→ Entries provided:
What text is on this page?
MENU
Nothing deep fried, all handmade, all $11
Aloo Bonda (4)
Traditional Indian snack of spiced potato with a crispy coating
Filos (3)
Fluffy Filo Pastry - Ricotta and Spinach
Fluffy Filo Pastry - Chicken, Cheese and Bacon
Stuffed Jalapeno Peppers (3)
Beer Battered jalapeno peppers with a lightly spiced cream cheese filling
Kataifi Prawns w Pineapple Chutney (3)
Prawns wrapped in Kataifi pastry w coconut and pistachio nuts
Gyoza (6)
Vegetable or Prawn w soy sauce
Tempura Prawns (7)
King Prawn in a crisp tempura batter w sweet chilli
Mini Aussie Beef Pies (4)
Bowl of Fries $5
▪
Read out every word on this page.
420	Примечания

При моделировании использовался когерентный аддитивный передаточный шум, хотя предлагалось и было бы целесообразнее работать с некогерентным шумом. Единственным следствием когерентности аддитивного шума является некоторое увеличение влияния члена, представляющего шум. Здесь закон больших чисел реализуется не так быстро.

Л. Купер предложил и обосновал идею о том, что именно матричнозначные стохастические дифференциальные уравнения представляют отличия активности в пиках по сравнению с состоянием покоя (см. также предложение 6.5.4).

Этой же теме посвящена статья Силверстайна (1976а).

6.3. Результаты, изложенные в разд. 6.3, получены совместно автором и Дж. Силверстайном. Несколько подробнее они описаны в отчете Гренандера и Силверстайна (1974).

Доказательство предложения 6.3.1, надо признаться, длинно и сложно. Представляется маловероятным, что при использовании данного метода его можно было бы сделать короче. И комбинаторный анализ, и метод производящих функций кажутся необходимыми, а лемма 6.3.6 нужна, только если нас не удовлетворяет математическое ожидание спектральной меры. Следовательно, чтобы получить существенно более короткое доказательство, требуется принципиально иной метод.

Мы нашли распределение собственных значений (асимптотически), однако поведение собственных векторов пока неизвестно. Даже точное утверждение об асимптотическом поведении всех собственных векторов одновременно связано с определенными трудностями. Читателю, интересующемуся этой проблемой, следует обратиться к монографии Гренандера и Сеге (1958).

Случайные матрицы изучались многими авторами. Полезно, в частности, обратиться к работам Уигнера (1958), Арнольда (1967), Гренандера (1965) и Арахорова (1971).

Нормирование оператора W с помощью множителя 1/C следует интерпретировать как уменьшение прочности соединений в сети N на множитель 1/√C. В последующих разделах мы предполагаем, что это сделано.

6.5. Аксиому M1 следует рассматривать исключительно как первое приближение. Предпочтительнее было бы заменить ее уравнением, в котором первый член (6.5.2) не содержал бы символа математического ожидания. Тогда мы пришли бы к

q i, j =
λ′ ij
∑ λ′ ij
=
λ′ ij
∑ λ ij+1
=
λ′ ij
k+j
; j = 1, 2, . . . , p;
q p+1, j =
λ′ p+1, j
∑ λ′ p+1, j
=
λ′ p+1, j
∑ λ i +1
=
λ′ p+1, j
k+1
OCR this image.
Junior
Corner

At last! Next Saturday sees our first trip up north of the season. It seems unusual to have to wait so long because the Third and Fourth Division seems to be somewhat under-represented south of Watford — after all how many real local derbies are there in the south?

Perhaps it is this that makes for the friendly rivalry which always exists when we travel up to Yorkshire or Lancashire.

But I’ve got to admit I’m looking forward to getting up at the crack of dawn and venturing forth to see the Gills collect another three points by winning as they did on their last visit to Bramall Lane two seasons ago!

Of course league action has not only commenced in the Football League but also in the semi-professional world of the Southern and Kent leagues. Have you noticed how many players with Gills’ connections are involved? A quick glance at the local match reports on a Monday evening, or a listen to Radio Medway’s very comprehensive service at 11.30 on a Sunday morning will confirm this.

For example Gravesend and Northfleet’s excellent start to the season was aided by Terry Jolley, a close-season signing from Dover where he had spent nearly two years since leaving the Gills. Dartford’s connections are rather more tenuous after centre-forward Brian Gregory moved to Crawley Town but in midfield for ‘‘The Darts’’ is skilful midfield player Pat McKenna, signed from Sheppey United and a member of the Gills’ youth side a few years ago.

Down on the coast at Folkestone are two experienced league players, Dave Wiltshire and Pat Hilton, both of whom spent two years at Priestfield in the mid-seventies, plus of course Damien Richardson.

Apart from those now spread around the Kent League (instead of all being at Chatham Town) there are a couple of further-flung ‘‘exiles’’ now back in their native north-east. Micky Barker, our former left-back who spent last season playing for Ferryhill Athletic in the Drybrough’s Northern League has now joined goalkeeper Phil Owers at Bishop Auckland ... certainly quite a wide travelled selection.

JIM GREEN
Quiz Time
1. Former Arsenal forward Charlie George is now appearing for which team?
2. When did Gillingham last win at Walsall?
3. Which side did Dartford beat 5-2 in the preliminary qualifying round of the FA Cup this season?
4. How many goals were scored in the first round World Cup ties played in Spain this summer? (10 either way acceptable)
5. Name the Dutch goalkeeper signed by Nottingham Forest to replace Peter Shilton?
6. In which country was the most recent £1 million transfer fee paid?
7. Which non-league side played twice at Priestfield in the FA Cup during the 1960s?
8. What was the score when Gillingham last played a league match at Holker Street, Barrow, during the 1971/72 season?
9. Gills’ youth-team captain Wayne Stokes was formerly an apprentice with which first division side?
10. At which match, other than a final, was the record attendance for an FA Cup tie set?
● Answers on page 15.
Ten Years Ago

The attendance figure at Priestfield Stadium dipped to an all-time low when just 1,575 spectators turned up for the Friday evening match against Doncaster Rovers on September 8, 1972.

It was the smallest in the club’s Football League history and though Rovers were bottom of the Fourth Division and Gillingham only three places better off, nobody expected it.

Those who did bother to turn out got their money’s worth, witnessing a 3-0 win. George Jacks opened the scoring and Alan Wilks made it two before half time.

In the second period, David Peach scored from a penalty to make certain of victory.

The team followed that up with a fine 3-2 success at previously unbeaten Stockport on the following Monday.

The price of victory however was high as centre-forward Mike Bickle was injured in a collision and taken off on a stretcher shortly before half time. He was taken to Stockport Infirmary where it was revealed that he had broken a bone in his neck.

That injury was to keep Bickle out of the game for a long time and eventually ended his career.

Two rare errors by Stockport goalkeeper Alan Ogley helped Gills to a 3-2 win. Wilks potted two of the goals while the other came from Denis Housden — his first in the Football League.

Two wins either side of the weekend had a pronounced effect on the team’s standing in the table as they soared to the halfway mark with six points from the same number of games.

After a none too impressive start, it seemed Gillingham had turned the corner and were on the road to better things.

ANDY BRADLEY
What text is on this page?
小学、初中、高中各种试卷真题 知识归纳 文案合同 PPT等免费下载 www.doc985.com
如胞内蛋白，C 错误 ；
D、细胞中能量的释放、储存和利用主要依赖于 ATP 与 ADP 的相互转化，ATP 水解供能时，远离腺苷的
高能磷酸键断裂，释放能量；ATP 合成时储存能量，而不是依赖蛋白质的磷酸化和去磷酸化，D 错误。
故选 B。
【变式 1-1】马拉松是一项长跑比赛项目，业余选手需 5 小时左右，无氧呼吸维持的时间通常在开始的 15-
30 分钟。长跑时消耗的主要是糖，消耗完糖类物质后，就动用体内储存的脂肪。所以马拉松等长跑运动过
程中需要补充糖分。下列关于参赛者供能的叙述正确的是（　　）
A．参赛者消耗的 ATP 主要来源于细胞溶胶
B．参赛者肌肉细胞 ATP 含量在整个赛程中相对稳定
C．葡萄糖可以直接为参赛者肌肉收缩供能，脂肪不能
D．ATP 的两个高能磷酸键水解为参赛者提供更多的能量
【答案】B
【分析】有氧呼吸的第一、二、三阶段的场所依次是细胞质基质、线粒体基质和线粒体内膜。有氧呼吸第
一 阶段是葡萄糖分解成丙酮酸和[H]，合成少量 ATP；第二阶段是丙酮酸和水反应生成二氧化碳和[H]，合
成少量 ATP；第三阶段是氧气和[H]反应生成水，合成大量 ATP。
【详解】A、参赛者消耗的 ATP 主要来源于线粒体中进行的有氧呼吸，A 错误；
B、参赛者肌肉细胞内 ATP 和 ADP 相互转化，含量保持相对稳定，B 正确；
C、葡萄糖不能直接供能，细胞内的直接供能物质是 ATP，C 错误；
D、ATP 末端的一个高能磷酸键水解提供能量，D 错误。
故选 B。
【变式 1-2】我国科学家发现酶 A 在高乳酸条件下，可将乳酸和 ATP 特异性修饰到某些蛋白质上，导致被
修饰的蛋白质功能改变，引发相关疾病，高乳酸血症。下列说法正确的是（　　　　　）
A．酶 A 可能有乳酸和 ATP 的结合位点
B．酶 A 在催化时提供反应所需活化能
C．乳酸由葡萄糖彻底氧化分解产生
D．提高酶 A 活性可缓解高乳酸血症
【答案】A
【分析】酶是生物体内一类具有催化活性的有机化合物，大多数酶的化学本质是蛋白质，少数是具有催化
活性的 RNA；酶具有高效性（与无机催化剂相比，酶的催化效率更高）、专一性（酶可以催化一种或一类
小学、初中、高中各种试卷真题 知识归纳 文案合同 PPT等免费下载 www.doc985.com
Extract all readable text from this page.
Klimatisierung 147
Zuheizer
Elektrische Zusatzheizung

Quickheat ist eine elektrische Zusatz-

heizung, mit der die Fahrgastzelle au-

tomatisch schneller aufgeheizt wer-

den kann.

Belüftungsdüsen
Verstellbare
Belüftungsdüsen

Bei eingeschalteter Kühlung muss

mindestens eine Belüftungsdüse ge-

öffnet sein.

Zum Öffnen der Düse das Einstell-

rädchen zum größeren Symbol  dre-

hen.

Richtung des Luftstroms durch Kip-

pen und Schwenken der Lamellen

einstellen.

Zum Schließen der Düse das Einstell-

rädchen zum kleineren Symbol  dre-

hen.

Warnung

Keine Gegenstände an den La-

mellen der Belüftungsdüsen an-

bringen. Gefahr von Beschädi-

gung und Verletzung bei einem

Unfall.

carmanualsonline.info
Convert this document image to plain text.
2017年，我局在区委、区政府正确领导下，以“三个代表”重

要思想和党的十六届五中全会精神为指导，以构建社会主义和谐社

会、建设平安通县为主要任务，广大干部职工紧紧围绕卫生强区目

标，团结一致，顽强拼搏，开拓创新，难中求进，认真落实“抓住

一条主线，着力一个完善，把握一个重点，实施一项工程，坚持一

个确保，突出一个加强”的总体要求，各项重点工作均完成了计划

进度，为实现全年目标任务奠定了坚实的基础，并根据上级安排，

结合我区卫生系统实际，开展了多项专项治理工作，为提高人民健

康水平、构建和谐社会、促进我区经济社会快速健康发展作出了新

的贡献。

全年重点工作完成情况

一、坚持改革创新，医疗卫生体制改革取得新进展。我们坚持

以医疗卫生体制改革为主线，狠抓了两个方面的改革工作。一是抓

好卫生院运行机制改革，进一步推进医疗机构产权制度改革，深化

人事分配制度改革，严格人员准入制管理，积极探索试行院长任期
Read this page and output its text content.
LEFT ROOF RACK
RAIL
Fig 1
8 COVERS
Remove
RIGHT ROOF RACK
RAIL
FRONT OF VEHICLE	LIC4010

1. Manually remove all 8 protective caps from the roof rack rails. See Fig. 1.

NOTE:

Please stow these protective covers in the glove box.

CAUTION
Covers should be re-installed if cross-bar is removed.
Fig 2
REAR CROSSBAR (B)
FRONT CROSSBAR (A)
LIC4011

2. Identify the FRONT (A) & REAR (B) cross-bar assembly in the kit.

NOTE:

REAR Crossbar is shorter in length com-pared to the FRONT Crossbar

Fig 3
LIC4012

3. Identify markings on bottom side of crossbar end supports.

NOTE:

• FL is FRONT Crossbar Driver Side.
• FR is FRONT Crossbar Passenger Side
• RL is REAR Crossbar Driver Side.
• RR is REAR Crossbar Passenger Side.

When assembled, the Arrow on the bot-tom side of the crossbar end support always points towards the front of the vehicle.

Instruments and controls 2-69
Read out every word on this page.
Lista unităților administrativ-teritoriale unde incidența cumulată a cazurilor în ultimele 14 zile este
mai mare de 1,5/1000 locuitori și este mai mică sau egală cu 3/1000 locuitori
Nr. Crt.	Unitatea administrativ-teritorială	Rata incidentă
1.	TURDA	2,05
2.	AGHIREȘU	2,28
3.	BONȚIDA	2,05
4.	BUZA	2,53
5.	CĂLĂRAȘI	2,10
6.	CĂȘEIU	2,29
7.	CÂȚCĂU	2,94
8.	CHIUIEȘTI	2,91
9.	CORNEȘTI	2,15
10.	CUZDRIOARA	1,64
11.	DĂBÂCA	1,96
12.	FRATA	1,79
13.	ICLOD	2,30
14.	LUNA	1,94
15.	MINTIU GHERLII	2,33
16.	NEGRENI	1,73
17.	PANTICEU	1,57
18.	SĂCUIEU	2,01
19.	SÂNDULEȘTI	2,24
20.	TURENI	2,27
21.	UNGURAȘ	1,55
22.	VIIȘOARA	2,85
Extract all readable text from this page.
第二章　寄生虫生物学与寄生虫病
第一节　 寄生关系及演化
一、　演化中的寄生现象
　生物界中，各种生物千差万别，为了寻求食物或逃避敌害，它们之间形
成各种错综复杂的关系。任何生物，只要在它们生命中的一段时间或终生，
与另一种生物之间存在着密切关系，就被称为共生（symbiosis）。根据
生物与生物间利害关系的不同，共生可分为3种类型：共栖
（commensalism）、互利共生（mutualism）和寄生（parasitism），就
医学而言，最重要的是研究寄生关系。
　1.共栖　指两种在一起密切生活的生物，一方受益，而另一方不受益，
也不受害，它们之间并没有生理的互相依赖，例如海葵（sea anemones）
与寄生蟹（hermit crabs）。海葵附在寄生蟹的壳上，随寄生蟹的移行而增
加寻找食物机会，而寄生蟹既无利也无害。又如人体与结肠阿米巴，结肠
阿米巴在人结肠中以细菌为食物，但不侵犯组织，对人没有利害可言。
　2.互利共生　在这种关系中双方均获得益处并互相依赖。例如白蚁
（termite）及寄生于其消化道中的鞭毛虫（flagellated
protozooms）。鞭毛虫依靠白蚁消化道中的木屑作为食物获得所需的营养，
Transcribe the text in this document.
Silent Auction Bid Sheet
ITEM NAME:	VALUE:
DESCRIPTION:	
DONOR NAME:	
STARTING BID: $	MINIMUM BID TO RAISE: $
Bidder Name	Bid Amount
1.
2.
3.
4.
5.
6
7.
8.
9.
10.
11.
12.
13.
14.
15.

→ What is asked: Identify the lines in the entries that hold "played" and return each one.

→ The response:
4. How many goals were scored in the first round World Cup ties played in Spain this summer? (10 either way acceptable)
7. Which non-league side played twice at Priestfield in the FA Cup during the 1960s?
8. What was the score when Gillingham last played a league match at Holker Street, Barrow, during the 1971/72 season?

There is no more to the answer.